_Tarefa proposta:_
Copie do texto abaixo, sobre o novo negro sem medo, tudo o que vai de "É muito aceito" até "está justamente aí?".

_Texto para leitura:_
_____
O Novo Negro Não Tem Medo

Na década de 1920, Marcus Garvey já dava o papo sobre o que precisava nossa comunidade, um novo negro, sem medo

Táíwò Òkòtó
4 min readJun 15, 2020

É muito aceito o discurso de que a gente precisa parar de criticar uns aos outros, ou de fazer isso abertamente, coisa e tal. Eu, sempre controverso, indo na contramão de quem não quer evoluir, penso o contrário. A gente não precisa parar. A gente tem até que fazer mais.

A gente sempre diz que o outro tem que aprender a falar, mas será que a gente sabe ouvir? Será que o problema não está justamente aí?

O que precisamos não é parar de criticar, o que precisamos é aprendermos a ser criticados. Precisamos de críticas. Mais críticas. Muitas críticas. Porque é por falta delas que temos muitos acomodados. O que mais temos é gente que vê o errado e não critica por que ninguém sabe ser criticado. Com isso, a pessoa prefere não fazer a crítica que se faz necessária. Mas não é por puro altruísmo, pra não magoar o outro, não. Em geral, as pessoas seguram suas críticas por dois motivos:

1) porque ela não vai ser bem recebida e vai gerar desgaste, muitas vezes resultando até em perda de amizade;

2) porque já tá pensando no dia seguinte, ou seja, já não critica pra não receber crítica, aí fica aquele jogo de cumpádi, acordo de cavalheiros, em que ninguém empurra (critica) ninguém e ambos não saem do lugar,

Tanto em 1) quanto em 2) o bagulho é sobre covardia. E eu já falei pra vocês sobre o Kilûmbu Òkòtó — nosso trabalho pela educação desse novo povo preto, sem medo — e como ele é tão odiado por criticar quem não gosta de ser criticado, romper com esse acordo de cavalheiros tácito, né?
_____
_Listagem guardada:_
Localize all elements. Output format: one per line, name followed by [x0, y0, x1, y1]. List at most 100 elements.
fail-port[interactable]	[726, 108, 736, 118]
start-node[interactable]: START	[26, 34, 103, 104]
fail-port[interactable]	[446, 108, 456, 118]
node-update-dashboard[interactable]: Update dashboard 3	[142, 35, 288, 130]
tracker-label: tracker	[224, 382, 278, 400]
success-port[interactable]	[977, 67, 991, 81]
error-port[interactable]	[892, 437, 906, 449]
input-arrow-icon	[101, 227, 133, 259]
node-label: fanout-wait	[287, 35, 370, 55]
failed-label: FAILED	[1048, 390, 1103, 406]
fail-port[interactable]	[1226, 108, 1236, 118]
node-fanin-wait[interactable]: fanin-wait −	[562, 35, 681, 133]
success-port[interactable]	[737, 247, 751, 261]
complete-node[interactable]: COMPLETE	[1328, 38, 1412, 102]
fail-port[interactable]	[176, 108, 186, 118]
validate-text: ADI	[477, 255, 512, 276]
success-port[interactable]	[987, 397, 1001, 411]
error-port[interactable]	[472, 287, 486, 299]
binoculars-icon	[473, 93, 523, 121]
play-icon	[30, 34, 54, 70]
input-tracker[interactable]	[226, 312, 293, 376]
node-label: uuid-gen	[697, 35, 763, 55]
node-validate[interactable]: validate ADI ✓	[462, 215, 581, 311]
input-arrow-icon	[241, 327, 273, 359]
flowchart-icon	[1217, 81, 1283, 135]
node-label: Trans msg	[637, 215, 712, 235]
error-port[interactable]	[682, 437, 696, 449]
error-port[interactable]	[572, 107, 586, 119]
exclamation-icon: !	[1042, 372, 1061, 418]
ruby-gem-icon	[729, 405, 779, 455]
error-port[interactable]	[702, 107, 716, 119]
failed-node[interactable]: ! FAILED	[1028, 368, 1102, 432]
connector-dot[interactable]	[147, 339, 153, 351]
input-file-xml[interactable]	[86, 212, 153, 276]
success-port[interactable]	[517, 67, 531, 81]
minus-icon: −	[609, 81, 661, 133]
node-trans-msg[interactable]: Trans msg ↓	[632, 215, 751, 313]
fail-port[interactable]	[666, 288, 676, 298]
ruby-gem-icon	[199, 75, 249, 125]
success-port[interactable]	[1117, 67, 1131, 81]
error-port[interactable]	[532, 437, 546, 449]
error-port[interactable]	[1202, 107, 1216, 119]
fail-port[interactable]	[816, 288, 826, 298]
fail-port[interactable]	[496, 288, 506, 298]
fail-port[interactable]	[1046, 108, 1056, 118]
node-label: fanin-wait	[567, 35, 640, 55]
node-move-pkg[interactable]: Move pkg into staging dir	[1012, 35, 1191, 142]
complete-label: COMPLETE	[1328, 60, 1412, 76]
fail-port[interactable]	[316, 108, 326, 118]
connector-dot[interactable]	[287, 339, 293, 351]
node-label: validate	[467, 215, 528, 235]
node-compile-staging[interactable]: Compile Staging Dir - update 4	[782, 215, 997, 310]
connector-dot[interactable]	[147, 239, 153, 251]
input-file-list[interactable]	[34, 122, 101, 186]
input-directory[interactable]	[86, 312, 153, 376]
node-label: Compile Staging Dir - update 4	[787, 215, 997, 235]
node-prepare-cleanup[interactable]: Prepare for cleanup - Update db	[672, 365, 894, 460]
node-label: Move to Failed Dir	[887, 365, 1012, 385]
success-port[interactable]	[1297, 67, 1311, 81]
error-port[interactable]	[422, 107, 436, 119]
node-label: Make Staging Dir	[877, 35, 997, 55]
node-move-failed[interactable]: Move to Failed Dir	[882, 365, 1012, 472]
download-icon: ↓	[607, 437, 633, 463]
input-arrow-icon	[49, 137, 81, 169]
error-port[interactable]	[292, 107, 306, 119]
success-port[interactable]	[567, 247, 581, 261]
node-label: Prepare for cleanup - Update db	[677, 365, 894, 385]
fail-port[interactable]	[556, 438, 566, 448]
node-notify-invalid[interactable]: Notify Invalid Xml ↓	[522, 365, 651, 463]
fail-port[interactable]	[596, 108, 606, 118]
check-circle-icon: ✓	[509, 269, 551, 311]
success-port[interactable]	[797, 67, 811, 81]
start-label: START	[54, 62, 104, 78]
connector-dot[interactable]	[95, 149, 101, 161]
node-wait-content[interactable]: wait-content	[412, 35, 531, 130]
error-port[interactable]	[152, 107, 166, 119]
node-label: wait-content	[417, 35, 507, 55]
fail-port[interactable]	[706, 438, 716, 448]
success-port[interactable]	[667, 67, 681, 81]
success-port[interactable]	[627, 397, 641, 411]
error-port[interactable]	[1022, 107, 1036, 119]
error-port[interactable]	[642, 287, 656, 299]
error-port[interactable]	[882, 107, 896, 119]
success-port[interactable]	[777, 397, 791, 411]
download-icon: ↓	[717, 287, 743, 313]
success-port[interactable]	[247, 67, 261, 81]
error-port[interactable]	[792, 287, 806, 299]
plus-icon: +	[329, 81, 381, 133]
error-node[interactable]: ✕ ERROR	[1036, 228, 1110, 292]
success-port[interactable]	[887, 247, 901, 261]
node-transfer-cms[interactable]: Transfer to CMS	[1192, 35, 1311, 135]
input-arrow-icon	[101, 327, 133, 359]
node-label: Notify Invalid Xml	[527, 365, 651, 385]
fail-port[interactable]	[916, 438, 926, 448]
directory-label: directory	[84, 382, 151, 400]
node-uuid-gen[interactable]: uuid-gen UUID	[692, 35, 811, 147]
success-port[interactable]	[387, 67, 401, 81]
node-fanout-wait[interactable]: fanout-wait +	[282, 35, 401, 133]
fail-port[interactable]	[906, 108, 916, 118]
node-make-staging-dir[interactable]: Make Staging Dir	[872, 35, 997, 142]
_____
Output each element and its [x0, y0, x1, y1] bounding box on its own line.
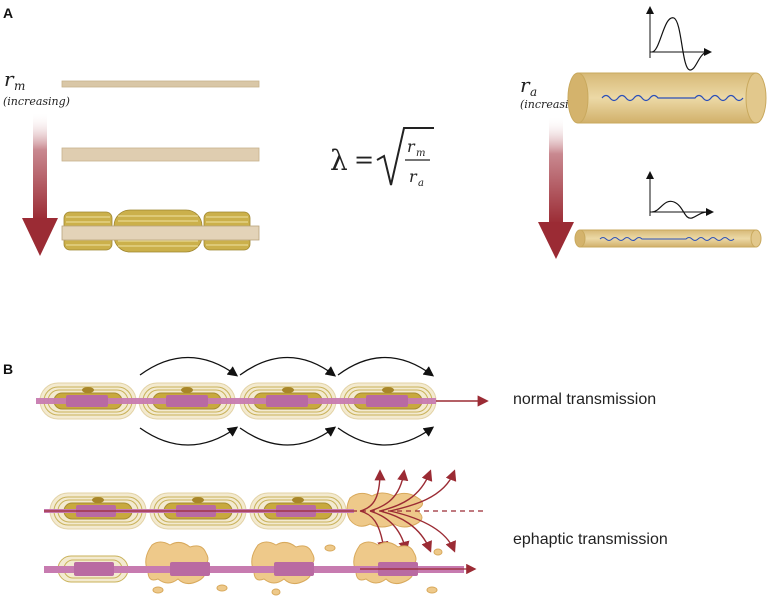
_____
_Resposta elaborada:_
É muito aceito o discurso de que a gente precisa parar de criticar uns aos outros, ou de fazer isso abertamente, coisa e tal. Eu, sempre controverso, indo na contramão de quem não quer evoluir, penso o contrário. A gente não precisa parar. A gente tem até que fazer mais.

A gente sempre diz que o outro tem que aprender a falar, mas será que a gente sabe ouvir? Será que o problema não está justamente aí?